- [WHAT IS NEEDED]
Copy out the data below line for line, changing nothing.

• • •

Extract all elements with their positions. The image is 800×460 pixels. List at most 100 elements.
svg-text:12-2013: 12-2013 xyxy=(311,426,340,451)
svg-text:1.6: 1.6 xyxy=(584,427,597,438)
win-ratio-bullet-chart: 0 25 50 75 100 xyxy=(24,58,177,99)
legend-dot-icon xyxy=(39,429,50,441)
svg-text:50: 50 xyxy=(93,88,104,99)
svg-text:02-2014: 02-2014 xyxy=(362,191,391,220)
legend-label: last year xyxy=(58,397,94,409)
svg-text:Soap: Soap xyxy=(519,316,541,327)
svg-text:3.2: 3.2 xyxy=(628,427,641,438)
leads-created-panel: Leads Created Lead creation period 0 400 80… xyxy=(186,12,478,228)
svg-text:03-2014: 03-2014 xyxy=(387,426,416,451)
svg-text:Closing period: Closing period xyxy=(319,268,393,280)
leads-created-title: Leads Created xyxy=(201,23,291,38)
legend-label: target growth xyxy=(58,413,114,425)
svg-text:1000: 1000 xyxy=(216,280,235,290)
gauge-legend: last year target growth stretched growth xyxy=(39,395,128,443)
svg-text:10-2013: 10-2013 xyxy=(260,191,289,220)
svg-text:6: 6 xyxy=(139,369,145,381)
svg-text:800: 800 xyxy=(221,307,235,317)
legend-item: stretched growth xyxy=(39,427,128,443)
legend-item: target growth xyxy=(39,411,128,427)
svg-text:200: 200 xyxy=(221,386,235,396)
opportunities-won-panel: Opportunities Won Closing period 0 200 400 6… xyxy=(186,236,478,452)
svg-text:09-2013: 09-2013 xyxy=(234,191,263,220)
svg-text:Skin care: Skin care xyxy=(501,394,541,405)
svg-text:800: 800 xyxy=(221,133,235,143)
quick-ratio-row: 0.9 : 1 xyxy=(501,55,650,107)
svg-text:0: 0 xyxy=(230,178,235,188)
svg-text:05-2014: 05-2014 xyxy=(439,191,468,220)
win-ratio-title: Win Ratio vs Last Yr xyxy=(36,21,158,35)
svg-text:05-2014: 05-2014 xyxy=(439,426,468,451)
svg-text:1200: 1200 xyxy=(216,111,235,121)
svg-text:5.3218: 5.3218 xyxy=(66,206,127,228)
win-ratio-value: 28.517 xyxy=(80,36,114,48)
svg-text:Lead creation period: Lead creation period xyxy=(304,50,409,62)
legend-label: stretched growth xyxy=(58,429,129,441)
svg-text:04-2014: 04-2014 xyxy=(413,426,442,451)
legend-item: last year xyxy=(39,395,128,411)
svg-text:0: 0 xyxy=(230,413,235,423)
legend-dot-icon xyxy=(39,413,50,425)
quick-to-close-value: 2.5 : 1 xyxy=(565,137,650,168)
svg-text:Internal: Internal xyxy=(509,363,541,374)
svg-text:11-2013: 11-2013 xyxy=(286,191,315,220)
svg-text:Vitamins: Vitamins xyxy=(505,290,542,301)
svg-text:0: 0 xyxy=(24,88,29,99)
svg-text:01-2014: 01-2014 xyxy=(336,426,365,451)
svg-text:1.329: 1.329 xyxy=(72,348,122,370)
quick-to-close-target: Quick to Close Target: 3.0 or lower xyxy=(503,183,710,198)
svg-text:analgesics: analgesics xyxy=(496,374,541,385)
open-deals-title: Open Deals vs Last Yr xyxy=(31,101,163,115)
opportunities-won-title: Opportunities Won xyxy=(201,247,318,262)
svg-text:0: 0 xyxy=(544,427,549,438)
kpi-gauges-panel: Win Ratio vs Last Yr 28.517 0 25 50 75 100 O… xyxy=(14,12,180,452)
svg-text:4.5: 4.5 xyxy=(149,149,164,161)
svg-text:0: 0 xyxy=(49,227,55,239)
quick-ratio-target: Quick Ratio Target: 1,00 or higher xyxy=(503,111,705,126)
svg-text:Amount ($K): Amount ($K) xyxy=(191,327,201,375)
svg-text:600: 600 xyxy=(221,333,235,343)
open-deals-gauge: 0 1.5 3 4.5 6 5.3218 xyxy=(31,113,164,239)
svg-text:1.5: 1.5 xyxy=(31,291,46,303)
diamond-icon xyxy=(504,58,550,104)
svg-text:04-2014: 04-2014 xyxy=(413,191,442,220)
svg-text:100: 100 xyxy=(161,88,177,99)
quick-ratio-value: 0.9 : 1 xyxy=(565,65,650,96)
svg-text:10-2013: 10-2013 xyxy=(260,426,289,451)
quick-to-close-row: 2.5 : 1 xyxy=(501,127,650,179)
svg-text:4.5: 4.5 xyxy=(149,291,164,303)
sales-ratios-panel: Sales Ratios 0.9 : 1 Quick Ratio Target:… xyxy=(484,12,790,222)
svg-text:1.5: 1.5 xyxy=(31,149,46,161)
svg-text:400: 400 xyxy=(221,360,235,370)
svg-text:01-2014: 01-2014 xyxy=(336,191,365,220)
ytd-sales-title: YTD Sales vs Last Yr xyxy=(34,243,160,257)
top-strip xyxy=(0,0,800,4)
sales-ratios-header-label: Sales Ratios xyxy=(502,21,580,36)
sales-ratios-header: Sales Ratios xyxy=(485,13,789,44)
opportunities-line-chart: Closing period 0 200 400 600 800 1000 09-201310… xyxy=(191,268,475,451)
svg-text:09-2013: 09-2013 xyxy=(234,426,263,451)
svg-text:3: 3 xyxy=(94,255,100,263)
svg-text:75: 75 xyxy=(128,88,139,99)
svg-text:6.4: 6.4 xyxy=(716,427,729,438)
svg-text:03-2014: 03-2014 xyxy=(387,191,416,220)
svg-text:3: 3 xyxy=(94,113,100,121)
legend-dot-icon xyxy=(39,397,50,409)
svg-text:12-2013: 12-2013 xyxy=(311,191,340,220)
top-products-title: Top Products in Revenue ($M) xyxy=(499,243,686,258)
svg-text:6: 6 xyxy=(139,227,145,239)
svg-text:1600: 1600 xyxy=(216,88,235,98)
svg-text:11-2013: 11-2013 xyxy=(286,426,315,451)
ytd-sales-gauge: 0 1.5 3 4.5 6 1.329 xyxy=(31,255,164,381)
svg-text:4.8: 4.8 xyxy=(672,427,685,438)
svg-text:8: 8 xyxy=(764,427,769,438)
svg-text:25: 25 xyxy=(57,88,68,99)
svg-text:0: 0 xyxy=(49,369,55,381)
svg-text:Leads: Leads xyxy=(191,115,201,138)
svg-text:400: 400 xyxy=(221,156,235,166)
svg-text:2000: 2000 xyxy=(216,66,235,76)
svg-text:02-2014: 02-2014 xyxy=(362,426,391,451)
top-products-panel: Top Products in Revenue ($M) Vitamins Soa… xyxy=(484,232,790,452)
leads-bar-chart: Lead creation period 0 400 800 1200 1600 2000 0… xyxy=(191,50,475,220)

• • •

- [COMPLETED TASK]
Extract all elements with their positions. The image is 800×460 pixels. List at most 100 elements.
svg-text:12-2013: 12-2013 xyxy=(311,426,340,451)
svg-text:1.6: 1.6 xyxy=(584,427,597,438)
win-ratio-bullet-chart: 0 25 50 75 100 xyxy=(24,58,177,99)
legend-dot-icon xyxy=(39,429,50,441)
svg-text:50: 50 xyxy=(93,88,104,99)
svg-text:02-2014: 02-2014 xyxy=(362,191,391,220)
legend-label: last year xyxy=(58,397,94,409)
svg-text:Soap: Soap xyxy=(519,316,541,327)
svg-text:3.2: 3.2 xyxy=(628,427,641,438)
leads-created-panel: Leads Created Lead creation period 0 400 80… xyxy=(186,12,478,228)
svg-text:03-2014: 03-2014 xyxy=(387,426,416,451)
svg-text:Closing period: Closing period xyxy=(319,268,393,280)
leads-created-title: Leads Created xyxy=(201,23,291,38)
legend-label: target growth xyxy=(58,413,114,425)
svg-text:1000: 1000 xyxy=(216,280,235,290)
gauge-legend: last year target growth stretched growth xyxy=(39,395,128,443)
svg-text:10-2013: 10-2013 xyxy=(260,191,289,220)
svg-text:6: 6 xyxy=(139,369,145,381)
svg-text:800: 800 xyxy=(221,307,235,317)
legend-item: stretched growth xyxy=(39,427,128,443)
legend-item: target growth xyxy=(39,411,128,427)
svg-text:200: 200 xyxy=(221,386,235,396)
opportunities-won-panel: Opportunities Won Closing period 0 200 400 6… xyxy=(186,236,478,452)
svg-text:09-2013: 09-2013 xyxy=(234,191,263,220)
svg-text:Skin care: Skin care xyxy=(501,394,541,405)
svg-text:800: 800 xyxy=(221,133,235,143)
quick-ratio-row: 0.9 : 1 xyxy=(501,55,650,107)
svg-text:0: 0 xyxy=(230,178,235,188)
svg-text:05-2014: 05-2014 xyxy=(439,191,468,220)
win-ratio-title: Win Ratio vs Last Yr xyxy=(36,21,158,35)
svg-text:05-2014: 05-2014 xyxy=(439,426,468,451)
svg-text:1200: 1200 xyxy=(216,111,235,121)
svg-text:5.3218: 5.3218 xyxy=(66,206,127,228)
win-ratio-value: 28.517 xyxy=(80,36,114,48)
svg-text:Lead creation period: Lead creation period xyxy=(304,50,409,62)
legend-label: stretched growth xyxy=(58,429,129,441)
svg-text:04-2014: 04-2014 xyxy=(413,426,442,451)
legend-item: last year xyxy=(39,395,128,411)
svg-text:0: 0 xyxy=(230,413,235,423)
legend-dot-icon xyxy=(39,413,50,425)
quick-to-close-value: 2.5 : 1 xyxy=(565,137,650,168)
svg-text:Internal: Internal xyxy=(509,363,541,374)
svg-text:11-2013: 11-2013 xyxy=(286,191,315,220)
svg-text:Vitamins: Vitamins xyxy=(505,290,542,301)
svg-text:0: 0 xyxy=(24,88,29,99)
svg-text:01-2014: 01-2014 xyxy=(336,426,365,451)
svg-text:1.329: 1.329 xyxy=(72,348,122,370)
quick-to-close-target: Quick to Close Target: 3.0 or lower xyxy=(503,183,710,198)
svg-text:analgesics: analgesics xyxy=(496,374,541,385)
open-deals-title: Open Deals vs Last Yr xyxy=(31,101,163,115)
opportunities-won-title: Opportunities Won xyxy=(201,247,318,262)
svg-text:0: 0 xyxy=(544,427,549,438)
kpi-gauges-panel: Win Ratio vs Last Yr 28.517 0 25 50 75 100 O… xyxy=(14,12,180,452)
svg-text:4.5: 4.5 xyxy=(149,149,164,161)
svg-text:0: 0 xyxy=(49,227,55,239)
quick-ratio-target: Quick Ratio Target: 1,00 or higher xyxy=(503,111,705,126)
svg-text:Amount ($K): Amount ($K) xyxy=(191,327,201,375)
svg-text:600: 600 xyxy=(221,333,235,343)
open-deals-gauge: 0 1.5 3 4.5 6 5.3218 xyxy=(31,113,164,239)
svg-text:1.5: 1.5 xyxy=(31,291,46,303)
diamond-icon xyxy=(504,58,550,104)
svg-text:04-2014: 04-2014 xyxy=(413,191,442,220)
svg-text:100: 100 xyxy=(161,88,177,99)
quick-ratio-value: 0.9 : 1 xyxy=(565,65,650,96)
svg-text:10-2013: 10-2013 xyxy=(260,426,289,451)
quick-to-close-row: 2.5 : 1 xyxy=(501,127,650,179)
svg-text:4.5: 4.5 xyxy=(149,291,164,303)
sales-ratios-panel: Sales Ratios 0.9 : 1 Quick Ratio Target:… xyxy=(484,12,790,222)
svg-text:1.5: 1.5 xyxy=(31,149,46,161)
svg-text:400: 400 xyxy=(221,360,235,370)
svg-text:01-2014: 01-2014 xyxy=(336,191,365,220)
ytd-sales-title: YTD Sales vs Last Yr xyxy=(34,243,160,257)
top-strip xyxy=(0,0,800,4)
sales-ratios-header-label: Sales Ratios xyxy=(502,21,580,36)
sales-ratios-header: Sales Ratios xyxy=(485,13,789,44)
opportunities-line-chart: Closing period 0 200 400 600 800 1000 09-201310… xyxy=(191,268,475,451)
svg-text:09-2013: 09-2013 xyxy=(234,426,263,451)
svg-text:3: 3 xyxy=(94,255,100,263)
svg-text:75: 75 xyxy=(128,88,139,99)
svg-text:6.4: 6.4 xyxy=(716,427,729,438)
svg-text:03-2014: 03-2014 xyxy=(387,191,416,220)
svg-text:3: 3 xyxy=(94,113,100,121)
legend-dot-icon xyxy=(39,397,50,409)
svg-text:12-2013: 12-2013 xyxy=(311,191,340,220)
top-products-title: Top Products in Revenue ($M) xyxy=(499,243,686,258)
svg-text:6: 6 xyxy=(139,227,145,239)
svg-text:1600: 1600 xyxy=(216,88,235,98)
svg-text:11-2013: 11-2013 xyxy=(286,426,315,451)
ytd-sales-gauge: 0 1.5 3 4.5 6 1.329 xyxy=(31,255,164,381)
svg-text:4.8: 4.8 xyxy=(672,427,685,438)
svg-text:8: 8 xyxy=(764,427,769,438)
svg-text:25: 25 xyxy=(57,88,68,99)
svg-text:0: 0 xyxy=(49,369,55,381)
svg-text:Leads: Leads xyxy=(191,115,201,138)
svg-text:400: 400 xyxy=(221,156,235,166)
svg-text:2000: 2000 xyxy=(216,66,235,76)
svg-text:02-2014: 02-2014 xyxy=(362,426,391,451)
top-products-panel: Top Products in Revenue ($M) Vitamins Soa… xyxy=(484,232,790,452)
leads-bar-chart: Lead creation period 0 400 800 1200 1600 2000 0… xyxy=(191,50,475,220)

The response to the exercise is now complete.